◆ The task
Records follow. Pull out every line that contains "Used".

[start Raw records]

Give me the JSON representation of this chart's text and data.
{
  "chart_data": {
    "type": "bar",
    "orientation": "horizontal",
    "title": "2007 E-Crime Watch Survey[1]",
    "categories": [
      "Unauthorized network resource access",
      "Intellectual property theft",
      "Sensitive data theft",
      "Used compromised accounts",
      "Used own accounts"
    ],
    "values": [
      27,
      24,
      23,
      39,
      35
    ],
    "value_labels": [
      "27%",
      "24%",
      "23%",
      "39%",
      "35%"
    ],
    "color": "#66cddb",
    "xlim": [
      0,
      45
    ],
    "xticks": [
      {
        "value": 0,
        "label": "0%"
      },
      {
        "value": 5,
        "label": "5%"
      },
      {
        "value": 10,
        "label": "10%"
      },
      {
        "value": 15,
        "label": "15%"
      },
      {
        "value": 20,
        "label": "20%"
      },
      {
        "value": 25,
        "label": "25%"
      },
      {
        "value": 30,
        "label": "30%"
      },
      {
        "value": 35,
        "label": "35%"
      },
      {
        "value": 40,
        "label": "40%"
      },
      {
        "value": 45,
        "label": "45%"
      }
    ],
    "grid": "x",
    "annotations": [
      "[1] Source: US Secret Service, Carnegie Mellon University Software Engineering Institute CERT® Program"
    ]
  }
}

[end Raw records]

◆ Task solution
      "Used compromised accounts",
      "Used own accounts"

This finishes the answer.